• **INSTRUCTIONS TO FOLLOW**: Could you give the data below again, exactly and completely?

-- begin --

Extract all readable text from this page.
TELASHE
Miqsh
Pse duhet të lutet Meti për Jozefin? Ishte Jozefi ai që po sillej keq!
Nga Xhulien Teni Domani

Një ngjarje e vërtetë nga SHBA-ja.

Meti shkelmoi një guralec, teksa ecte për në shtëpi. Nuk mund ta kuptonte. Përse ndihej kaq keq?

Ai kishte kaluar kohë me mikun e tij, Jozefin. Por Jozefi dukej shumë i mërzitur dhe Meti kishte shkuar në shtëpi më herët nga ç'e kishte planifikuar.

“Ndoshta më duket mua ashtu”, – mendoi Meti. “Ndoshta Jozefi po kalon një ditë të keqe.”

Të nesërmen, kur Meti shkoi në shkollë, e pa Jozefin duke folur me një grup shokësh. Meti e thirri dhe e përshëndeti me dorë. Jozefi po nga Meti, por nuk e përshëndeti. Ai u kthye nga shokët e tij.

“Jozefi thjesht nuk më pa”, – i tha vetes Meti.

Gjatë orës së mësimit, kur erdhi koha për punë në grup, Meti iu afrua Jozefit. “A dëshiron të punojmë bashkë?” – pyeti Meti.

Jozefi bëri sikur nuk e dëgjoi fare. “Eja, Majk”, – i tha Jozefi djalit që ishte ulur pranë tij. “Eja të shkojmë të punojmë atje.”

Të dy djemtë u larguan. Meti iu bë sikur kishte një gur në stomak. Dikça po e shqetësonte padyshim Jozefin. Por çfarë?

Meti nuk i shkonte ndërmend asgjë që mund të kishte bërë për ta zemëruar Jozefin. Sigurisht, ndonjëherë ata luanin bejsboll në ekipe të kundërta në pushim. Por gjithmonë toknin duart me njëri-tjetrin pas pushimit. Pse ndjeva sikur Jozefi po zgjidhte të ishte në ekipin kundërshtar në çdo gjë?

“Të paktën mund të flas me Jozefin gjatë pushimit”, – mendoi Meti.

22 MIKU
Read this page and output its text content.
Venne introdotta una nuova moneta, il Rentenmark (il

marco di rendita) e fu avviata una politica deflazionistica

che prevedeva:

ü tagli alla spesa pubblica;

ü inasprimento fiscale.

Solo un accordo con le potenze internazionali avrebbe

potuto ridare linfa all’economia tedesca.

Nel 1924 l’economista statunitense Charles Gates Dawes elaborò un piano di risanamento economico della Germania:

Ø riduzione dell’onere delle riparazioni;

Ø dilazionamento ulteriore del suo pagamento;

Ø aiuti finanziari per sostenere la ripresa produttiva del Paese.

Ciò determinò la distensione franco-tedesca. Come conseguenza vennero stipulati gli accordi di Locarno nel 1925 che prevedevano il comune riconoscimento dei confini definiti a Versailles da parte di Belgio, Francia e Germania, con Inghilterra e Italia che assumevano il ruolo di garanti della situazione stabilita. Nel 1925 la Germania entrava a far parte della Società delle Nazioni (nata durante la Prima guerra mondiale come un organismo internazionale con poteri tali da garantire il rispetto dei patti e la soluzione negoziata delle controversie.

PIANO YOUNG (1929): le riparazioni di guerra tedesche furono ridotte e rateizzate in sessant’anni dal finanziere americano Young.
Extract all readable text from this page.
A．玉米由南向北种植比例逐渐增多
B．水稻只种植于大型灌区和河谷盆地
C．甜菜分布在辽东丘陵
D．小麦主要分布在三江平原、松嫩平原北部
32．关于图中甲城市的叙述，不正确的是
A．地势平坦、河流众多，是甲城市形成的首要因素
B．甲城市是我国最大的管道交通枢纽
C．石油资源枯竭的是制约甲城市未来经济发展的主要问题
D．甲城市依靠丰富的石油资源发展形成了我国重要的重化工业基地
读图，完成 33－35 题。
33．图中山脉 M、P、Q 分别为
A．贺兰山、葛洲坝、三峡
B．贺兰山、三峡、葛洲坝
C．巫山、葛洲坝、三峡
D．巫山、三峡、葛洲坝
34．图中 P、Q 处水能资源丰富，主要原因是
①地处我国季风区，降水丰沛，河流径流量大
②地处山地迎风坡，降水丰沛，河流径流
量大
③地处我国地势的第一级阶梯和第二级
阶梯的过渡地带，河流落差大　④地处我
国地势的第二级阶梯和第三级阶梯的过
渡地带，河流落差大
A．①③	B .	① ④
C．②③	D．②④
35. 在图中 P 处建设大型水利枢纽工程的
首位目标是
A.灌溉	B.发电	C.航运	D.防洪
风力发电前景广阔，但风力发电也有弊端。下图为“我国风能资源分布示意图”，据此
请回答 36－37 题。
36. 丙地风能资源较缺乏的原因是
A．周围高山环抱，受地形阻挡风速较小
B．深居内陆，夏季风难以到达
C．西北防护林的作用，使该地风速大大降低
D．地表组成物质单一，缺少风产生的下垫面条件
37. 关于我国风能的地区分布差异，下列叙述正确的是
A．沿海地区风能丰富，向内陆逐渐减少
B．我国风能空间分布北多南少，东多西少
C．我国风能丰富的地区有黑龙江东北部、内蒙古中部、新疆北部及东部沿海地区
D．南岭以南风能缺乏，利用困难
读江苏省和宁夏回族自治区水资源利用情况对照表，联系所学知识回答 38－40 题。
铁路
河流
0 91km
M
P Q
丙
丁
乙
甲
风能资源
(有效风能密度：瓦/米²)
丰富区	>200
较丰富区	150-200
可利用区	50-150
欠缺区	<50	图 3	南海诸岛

-- end --

• **REPLY TO THE EXERCISE**:
Extract all readable text from this page.
TELASHE
Miqsh
Pse duhet të lutet Meti për Jozefin? Ishte Jozefi ai që po sillej keq!
Nga Xhulien Teni Domani

Një ngjarje e vërtetë nga SHBA-ja.

Meti shkelmoi një guralec, teksa ecte për në shtëpi. Nuk mund ta kuptonte. Përse ndihej kaq keq?

Ai kishte kaluar kohë me mikun e tij, Jozefin. Por Jozefi dukej shumë i mërzitur dhe Meti kishte shkuar në shtëpi më herët nga ç'e kishte planifikuar.

“Ndoshta më duket mua ashtu”, – mendoi Meti. “Ndoshta Jozefi po kalon një ditë të keqe.”

Të nesërmen, kur Meti shkoi në shkollë, e pa Jozefin duke folur me një grup shokësh. Meti e thirri dhe e përshëndeti me dorë. Jozefi po nga Meti, por nuk e përshëndeti. Ai u kthye nga shokët e tij.

“Jozefi thjesht nuk më pa”, – i tha vetes Meti.

Gjatë orës së mësimit, kur erdhi koha për punë në grup, Meti iu afrua Jozefit. “A dëshiron të punojmë bashkë?” – pyeti Meti.

Jozefi bëri sikur nuk e dëgjoi fare. “Eja, Majk”, – i tha Jozefi djalit që ishte ulur pranë tij. “Eja të shkojmë të punojmë atje.”

Të dy djemtë u larguan. Meti iu bë sikur kishte një gur në stomak. Dikça po e shqetësonte padyshim Jozefin. Por çfarë?

Meti nuk i shkonte ndërmend asgjë që mund të kishte bërë për ta zemëruar Jozefin. Sigurisht, ndonjëherë ata luanin bejsboll në ekipe të kundërta në pushim. Por gjithmonë toknin duart me njëri-tjetrin pas pushimit. Pse ndjeva sikur Jozefi po zgjidhte të ishte në ekipin kundërshtar në çdo gjë?

“Të paktën mund të flas me Jozefin gjatë pushimit”, – mendoi Meti.

22 MIKU
Read this page and output its text content.
Venne introdotta una nuova moneta, il Rentenmark (il

marco di rendita) e fu avviata una politica deflazionistica

che prevedeva:

ü tagli alla spesa pubblica;

ü inasprimento fiscale.

Solo un accordo con le potenze internazionali avrebbe

potuto ridare linfa all’economia tedesca.

Nel 1924 l’economista statunitense Charles Gates Dawes elaborò un piano di risanamento economico della Germania:

Ø riduzione dell’onere delle riparazioni;

Ø dilazionamento ulteriore del suo pagamento;

Ø aiuti finanziari per sostenere la ripresa produttiva del Paese.

Ciò determinò la distensione franco-tedesca. Come conseguenza vennero stipulati gli accordi di Locarno nel 1925 che prevedevano il comune riconoscimento dei confini definiti a Versailles da parte di Belgio, Francia e Germania, con Inghilterra e Italia che assumevano il ruolo di garanti della situazione stabilita. Nel 1925 la Germania entrava a far parte della Società delle Nazioni (nata durante la Prima guerra mondiale come un organismo internazionale con poteri tali da garantire il rispetto dei patti e la soluzione negoziata delle controversie.

PIANO YOUNG (1929): le riparazioni di guerra tedesche furono ridotte e rateizzate in sessant’anni dal finanziere americano Young.
Extract all readable text from this page.
A．玉米由南向北种植比例逐渐增多
B．水稻只种植于大型灌区和河谷盆地
C．甜菜分布在辽东丘陵
D．小麦主要分布在三江平原、松嫩平原北部
32．关于图中甲城市的叙述，不正确的是
A．地势平坦、河流众多，是甲城市形成的首要因素
B．甲城市是我国最大的管道交通枢纽
C．石油资源枯竭的是制约甲城市未来经济发展的主要问题
D．甲城市依靠丰富的石油资源发展形成了我国重要的重化工业基地
读图，完成 33－35 题。
33．图中山脉 M、P、Q 分别为
A．贺兰山、葛洲坝、三峡
B．贺兰山、三峡、葛洲坝
C．巫山、葛洲坝、三峡
D．巫山、三峡、葛洲坝
34．图中 P、Q 处水能资源丰富，主要原因是
①地处我国季风区，降水丰沛，河流径流量大
②地处山地迎风坡，降水丰沛，河流径流
量大
③地处我国地势的第一级阶梯和第二级
阶梯的过渡地带，河流落差大　④地处我
国地势的第二级阶梯和第三级阶梯的过
渡地带，河流落差大
A．①③	B .	① ④
C．②③	D．②④
35. 在图中 P 处建设大型水利枢纽工程的
首位目标是
A.灌溉	B.发电	C.航运	D.防洪
风力发电前景广阔，但风力发电也有弊端。下图为“我国风能资源分布示意图”，据此
请回答 36－37 题。
36. 丙地风能资源较缺乏的原因是
A．周围高山环抱，受地形阻挡风速较小
B．深居内陆，夏季风难以到达
C．西北防护林的作用，使该地风速大大降低
D．地表组成物质单一，缺少风产生的下垫面条件
37. 关于我国风能的地区分布差异，下列叙述正确的是
A．沿海地区风能丰富，向内陆逐渐减少
B．我国风能空间分布北多南少，东多西少
C．我国风能丰富的地区有黑龙江东北部、内蒙古中部、新疆北部及东部沿海地区
D．南岭以南风能缺乏，利用困难
读江苏省和宁夏回族自治区水资源利用情况对照表，联系所学知识回答 38－40 题。
铁路
河流
0 91km
M
P Q
丙
丁
乙
甲
风能资源
(有效风能密度：瓦/米²)
丰富区	>200
较丰富区	150-200
可利用区	50-150
欠缺区	<50	图 3	南海诸岛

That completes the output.